- _Work instructions_:
Search the material below for the word "corte". Copy every line that has it.

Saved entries

BEGIN

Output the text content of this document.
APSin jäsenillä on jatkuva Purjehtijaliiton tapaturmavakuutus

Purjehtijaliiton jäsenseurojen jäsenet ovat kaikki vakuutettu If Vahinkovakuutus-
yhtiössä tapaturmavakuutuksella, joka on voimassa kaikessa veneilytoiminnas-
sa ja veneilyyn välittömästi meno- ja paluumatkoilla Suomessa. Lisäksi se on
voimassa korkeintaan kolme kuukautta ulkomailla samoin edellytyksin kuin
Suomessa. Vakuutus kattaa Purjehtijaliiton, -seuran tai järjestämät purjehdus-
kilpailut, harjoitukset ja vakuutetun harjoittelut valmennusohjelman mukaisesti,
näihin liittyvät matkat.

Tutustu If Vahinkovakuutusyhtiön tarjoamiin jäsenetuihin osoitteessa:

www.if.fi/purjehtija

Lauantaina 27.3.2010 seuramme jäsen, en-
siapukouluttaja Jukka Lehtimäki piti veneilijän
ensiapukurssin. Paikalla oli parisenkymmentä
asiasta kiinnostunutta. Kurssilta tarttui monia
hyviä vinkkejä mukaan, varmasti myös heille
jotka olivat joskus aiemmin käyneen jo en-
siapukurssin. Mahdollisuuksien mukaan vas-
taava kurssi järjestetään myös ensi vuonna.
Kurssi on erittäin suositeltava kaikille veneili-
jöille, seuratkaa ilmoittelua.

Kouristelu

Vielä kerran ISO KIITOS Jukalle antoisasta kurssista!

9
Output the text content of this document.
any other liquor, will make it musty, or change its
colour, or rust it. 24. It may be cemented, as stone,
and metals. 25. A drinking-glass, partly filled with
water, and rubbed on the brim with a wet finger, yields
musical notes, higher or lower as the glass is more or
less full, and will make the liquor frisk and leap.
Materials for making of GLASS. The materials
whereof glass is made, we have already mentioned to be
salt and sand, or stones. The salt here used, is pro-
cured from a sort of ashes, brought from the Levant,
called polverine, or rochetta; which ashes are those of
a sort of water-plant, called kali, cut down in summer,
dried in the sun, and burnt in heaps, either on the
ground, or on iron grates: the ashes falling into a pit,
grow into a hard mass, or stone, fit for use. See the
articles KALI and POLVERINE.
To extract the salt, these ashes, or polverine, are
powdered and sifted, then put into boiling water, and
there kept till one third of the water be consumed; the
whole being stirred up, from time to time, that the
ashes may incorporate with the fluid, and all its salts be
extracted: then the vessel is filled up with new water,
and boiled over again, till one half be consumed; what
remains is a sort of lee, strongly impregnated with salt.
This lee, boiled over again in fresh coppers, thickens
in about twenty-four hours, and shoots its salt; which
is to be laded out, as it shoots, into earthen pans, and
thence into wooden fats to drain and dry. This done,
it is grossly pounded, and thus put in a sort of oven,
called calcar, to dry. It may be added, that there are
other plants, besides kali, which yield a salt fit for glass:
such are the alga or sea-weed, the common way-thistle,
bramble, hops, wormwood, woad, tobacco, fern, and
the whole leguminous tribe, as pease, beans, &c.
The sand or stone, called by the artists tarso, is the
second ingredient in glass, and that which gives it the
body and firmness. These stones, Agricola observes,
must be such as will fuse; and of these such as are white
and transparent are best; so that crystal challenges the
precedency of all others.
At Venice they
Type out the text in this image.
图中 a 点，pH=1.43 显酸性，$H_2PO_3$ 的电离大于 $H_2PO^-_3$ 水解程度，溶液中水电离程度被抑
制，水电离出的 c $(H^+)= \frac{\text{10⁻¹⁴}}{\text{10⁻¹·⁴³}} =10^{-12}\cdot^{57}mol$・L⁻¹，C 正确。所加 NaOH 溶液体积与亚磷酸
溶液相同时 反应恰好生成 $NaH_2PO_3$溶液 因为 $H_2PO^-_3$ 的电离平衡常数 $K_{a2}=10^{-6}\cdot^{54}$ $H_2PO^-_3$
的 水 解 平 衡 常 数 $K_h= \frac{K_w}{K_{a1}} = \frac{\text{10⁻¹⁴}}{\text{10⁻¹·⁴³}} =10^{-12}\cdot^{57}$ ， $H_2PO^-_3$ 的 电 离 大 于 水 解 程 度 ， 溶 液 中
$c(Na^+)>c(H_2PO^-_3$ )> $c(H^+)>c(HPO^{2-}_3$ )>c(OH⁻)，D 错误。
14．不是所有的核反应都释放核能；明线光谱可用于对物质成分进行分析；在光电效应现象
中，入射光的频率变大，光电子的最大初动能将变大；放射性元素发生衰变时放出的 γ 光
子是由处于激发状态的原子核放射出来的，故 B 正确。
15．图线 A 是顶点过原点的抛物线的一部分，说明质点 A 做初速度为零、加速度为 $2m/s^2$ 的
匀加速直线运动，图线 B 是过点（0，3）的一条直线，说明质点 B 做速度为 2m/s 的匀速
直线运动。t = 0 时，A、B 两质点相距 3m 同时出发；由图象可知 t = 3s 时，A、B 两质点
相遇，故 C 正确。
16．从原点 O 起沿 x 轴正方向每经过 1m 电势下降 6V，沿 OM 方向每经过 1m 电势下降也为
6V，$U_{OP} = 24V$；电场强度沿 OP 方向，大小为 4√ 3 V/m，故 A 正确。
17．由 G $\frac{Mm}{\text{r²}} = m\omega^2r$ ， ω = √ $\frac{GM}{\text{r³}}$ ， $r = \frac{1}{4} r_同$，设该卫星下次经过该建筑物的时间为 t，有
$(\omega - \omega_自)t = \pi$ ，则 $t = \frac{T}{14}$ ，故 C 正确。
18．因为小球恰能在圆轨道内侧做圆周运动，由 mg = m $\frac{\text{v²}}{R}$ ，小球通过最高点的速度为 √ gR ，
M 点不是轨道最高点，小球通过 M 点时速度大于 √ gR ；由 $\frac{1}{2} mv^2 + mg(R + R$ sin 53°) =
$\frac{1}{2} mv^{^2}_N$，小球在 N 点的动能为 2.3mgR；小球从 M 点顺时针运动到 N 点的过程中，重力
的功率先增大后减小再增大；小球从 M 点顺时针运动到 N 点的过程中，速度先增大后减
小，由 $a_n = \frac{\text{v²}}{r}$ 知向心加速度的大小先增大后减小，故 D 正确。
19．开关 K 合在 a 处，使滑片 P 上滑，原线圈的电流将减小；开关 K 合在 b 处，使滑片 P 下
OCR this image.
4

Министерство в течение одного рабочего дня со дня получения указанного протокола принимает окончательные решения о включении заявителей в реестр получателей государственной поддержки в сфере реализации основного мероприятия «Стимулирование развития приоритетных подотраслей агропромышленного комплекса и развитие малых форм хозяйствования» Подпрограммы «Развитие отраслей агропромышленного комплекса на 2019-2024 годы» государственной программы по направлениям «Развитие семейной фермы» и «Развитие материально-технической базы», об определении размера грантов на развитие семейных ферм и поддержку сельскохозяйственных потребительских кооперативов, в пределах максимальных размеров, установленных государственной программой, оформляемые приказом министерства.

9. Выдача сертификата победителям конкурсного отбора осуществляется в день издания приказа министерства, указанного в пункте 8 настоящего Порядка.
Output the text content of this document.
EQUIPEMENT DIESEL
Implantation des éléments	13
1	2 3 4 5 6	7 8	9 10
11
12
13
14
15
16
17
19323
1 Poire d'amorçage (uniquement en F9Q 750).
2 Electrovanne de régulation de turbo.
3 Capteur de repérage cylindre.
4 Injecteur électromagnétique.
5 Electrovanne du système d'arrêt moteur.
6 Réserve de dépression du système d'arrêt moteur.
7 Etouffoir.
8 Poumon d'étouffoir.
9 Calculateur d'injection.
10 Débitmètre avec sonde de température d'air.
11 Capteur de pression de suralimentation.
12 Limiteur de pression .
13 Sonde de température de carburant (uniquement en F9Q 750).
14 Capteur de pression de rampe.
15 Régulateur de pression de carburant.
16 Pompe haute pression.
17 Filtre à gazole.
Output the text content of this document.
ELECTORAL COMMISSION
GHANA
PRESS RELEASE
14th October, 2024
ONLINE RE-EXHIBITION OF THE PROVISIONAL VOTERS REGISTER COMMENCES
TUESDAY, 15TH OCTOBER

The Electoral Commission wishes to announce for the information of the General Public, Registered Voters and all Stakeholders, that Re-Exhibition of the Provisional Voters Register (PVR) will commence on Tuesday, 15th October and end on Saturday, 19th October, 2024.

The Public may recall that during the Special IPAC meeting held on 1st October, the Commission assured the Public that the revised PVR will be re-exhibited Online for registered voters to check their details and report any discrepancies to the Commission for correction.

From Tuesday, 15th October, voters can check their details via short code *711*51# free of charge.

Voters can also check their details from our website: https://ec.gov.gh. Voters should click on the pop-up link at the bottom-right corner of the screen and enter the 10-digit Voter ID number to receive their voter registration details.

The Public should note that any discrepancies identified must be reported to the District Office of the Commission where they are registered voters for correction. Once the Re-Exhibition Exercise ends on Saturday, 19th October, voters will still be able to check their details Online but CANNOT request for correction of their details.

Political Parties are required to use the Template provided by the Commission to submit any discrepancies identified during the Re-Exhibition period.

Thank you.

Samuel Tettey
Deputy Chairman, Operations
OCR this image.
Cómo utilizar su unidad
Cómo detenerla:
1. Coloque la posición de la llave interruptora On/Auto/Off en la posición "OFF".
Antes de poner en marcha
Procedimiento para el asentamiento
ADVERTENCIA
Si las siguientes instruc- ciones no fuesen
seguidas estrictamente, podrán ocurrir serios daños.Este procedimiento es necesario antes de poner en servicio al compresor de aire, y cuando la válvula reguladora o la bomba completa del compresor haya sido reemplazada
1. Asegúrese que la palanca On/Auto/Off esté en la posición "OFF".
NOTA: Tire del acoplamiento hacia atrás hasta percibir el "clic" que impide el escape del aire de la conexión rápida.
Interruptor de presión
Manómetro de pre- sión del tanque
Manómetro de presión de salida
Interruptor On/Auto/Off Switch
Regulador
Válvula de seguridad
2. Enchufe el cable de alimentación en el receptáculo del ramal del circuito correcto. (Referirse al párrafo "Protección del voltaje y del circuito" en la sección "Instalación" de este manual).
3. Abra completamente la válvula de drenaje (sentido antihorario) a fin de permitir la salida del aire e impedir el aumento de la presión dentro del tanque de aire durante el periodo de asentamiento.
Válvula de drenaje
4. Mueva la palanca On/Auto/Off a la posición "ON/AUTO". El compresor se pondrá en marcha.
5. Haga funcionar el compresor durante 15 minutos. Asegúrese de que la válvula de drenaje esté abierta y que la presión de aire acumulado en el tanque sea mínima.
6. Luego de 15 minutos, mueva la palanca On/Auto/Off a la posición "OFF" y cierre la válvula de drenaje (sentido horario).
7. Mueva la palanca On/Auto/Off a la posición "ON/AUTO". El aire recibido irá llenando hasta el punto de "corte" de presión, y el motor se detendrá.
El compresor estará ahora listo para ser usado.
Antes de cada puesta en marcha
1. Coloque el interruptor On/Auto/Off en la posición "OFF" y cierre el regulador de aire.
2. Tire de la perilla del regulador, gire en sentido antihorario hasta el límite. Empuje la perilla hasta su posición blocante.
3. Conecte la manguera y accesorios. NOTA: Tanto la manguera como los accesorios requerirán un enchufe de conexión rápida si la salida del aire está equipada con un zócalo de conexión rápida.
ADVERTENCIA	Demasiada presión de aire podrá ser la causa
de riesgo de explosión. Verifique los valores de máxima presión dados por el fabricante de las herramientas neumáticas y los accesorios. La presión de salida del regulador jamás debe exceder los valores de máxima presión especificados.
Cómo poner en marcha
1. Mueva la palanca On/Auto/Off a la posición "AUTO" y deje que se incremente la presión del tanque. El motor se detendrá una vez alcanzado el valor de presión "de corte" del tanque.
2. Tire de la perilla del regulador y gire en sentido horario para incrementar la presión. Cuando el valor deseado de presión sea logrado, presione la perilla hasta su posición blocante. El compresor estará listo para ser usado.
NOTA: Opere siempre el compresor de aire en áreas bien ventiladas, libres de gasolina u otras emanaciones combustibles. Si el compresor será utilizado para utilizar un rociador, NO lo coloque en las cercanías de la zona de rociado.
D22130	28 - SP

END

- _Written answer_:
7. Mueva la palanca On/Auto/Off a la posición "ON/AUTO". El aire recibido irá llenando hasta el punto de "corte" de presión, y el motor se detendrá.
1. Mueva la palanca On/Auto/Off a la posición "AUTO" y deje que se incremente la presión del tanque. El motor se detendrá una vez alcanzado el valor de presión "de corte" del tanque.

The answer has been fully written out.